### Task prompt
Separate out the lines that hold "When".

━━ Material to process

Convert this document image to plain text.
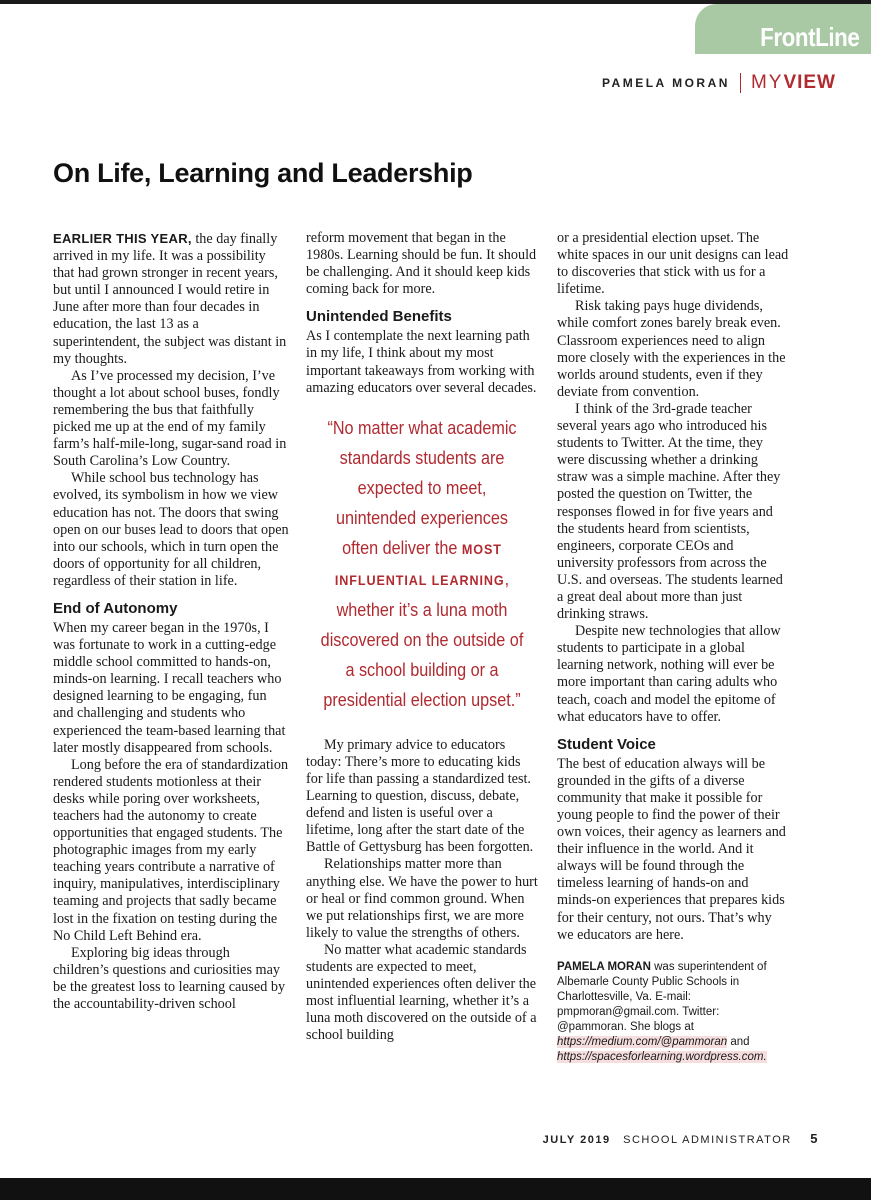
FrontLine
PAMELA MORAN MY VIEW
On Life, Learning and Leadership

EARLIER THIS YEAR, the day finally arrived in my life. It was a possibility that had grown stronger in recent years, but until I announced I would retire in June after more than four decades in education, the last 13 as a superintendent, the subject was distant in my thoughts.

As I’ve processed my decision, I’ve thought a lot about school buses, fondly remembering the bus that faithfully picked me up at the end of my family farm’s half-mile-long, sugar-sand road in South Carolina’s Low Country.

While school bus technology has evolved, its symbolism in how we view education has not. The doors that swing open on our buses lead to doors that open into our schools, which in turn open the doors of opportunity for all children, regardless of their station in life.

End of Autonomy

When my career began in the 1970s, I was fortunate to work in a cutting-edge middle school committed to hands-on, minds-on learning. I recall teachers who designed learning to be engaging, fun and challenging and students who experienced the team-based learning that later mostly disappeared from schools.

Long before the era of standardization rendered students motionless at their desks while poring over worksheets, teachers had the autonomy to create opportunities that engaged students. The photographic images from my early teaching years contribute a narrative of inquiry, manipulatives, interdisciplinary teaming and projects that sadly became lost in the fixation on testing during the No Child Left Behind era.

Exploring big ideas through children’s questions and curiosities may be the greatest loss to learning caused by the accountability-driven school

reform movement that began in the 1980s. Learning should be fun. It should be challenging. And it should keep kids coming back for more.

Unintended Benefits

As I contemplate the next learning path in my life, I think about my most important takeaways from working with amazing educators over several decades.

“No matter what academic standards students are expected to meet, unintended experiences often deliver the MOST INFLUENTIAL LEARNING, whether it’s a luna moth discovered on the outside of a school building or a presidential election upset.”

My primary advice to educators today: There’s more to educating kids for life than passing a standardized test. Learning to question, discuss, debate, defend and listen is useful over a lifetime, long after the start date of the Battle of Gettysburg has been forgotten.

Relationships matter more than anything else. We have the power to hurt or heal or find common ground. When we put relationships first, we are more likely to value the strengths of others.

No matter what academic standards students are expected to meet, unintended experiences often deliver the most influential learning, whether it’s a luna moth discovered on the outside of a school building

or a presidential election upset. The white spaces in our unit designs can lead to discoveries that stick with us for a lifetime.

Risk taking pays huge dividends, while comfort zones barely break even. Classroom experiences need to align more closely with the experiences in the worlds around students, even if they deviate from convention.

I think of the 3rd-grade teacher several years ago who introduced his students to Twitter. At the time, they were discussing whether a drinking straw was a simple machine. After they posted the question on Twitter, the responses flowed in for five years and the students heard from scientists, engineers, corporate CEOs and university professors from across the U.S. and overseas. The students learned a great deal about more than just drinking straws.

Despite new technologies that allow students to participate in a global learning network, nothing will ever be more important than caring adults who teach, coach and model the epitome of what educators have to offer.

Student Voice

The best of education always will be grounded in the gifts of a diverse community that make it possible for young people to find the power of their own voices, their agency as learners and their influence in the world. And it always will be found through the timeless learning of hands-on and minds-on experiences that prepares kids for their century, not ours. That’s why we educators are here.

PAMELA MORAN was superintendent of Albemarle County Public Schools in Charlottesville, Va. E-mail: pmpmoran@gmail.com. Twitter: @pammoran. She blogs at https://medium.com/@pammoran and https://spacesforlearning.wordpress.com.
JULY 2019 SCHOOL ADMINISTRATOR 5
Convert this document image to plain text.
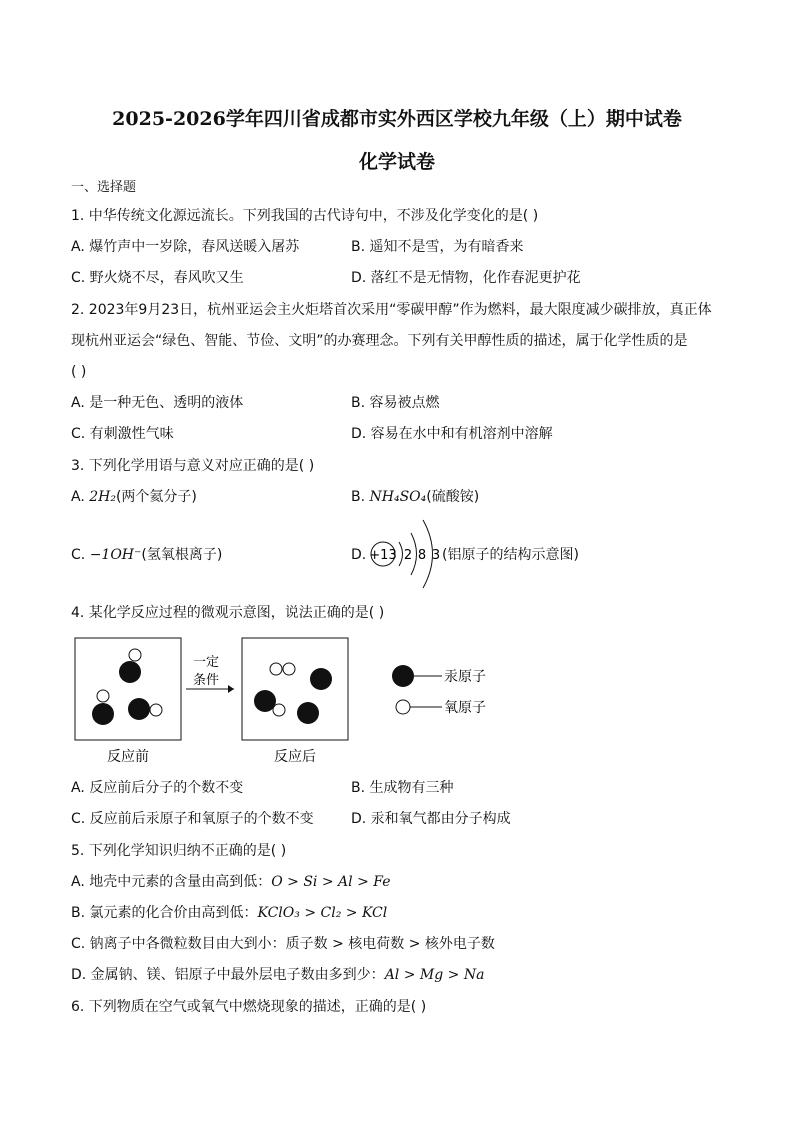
2025-2026学年四川省成都市实外西区学校九年级（上）期中试卷
化学试卷
一、选择题
1. 中华传统文化源远流长。下列我国的古代诗句中，不涉及化学变化的是( )
A. 爆竹声中一岁除，春风送暖入屠苏	B. 遥知不是雪，为有暗香来
C. 野火烧不尽，春风吹又生	D. 落红不是无情物，化作春泥更护花
2. 2023年9月23日，杭州亚运会主火炬塔首次采用“零碳甲醇”作为燃料，最大限度减少碳排放，真正体
现杭州亚运会“绿色、智能、节俭、文明”的办赛理念。下列有关甲醇性质的描述，属于化学性质的是
( )
A. 是一种无色、透明的液体	B. 容易被点燃
C. 有刺激性气味	D. 容易在水中和有机溶剂中溶解
3. 下列化学用语与意义对应正确的是( )
A. 2H₂(两个氦分子)	B. NH₄SO₄(硫酸铵)
C. −1OH⁻(氢氧根离子)	D. +13 2 8 3 (铝原子的结构示意图)
4. 某化学反应过程的微观示意图，说法正确的是( )
一定
条件	汞原子
氧原子
反应前	反应后
A. 反应前后分子的个数不变	B. 生成物有三种
C. 反应前后汞原子和氧原子的个数不变	D. 汞和氧气都由分子构成
5. 下列化学知识归纳不正确的是( )
A. 地壳中元素的含量由高到低：O > Si > Al > Fe
B. 氯元素的化合价由高到低：KClO₃ > Cl₂ > KCl
C. 钠离子中各微粒数目由大到小：质子数 > 核电荷数 > 核外电子数
D. 金属钠、镁、铝原子中最外层电子数由多到少：Al > Mg > Na
6. 下列物质在空气或氧气中燃烧现象的描述，正确的是( )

━━━━

### Solution to this task
When my career began in the 1970s, I was fortunate to work in a cutting-edge middle school committed to hands-on, minds-on learning. I recall teachers who designed learning to be engaging, fun and challenging and students who experienced the team-based learning that later mostly disappeared from schools.
Relationships matter more than anything else. We have the power to hurt or heal or find common ground. When we put relationships first, we are more likely to value the strengths of others.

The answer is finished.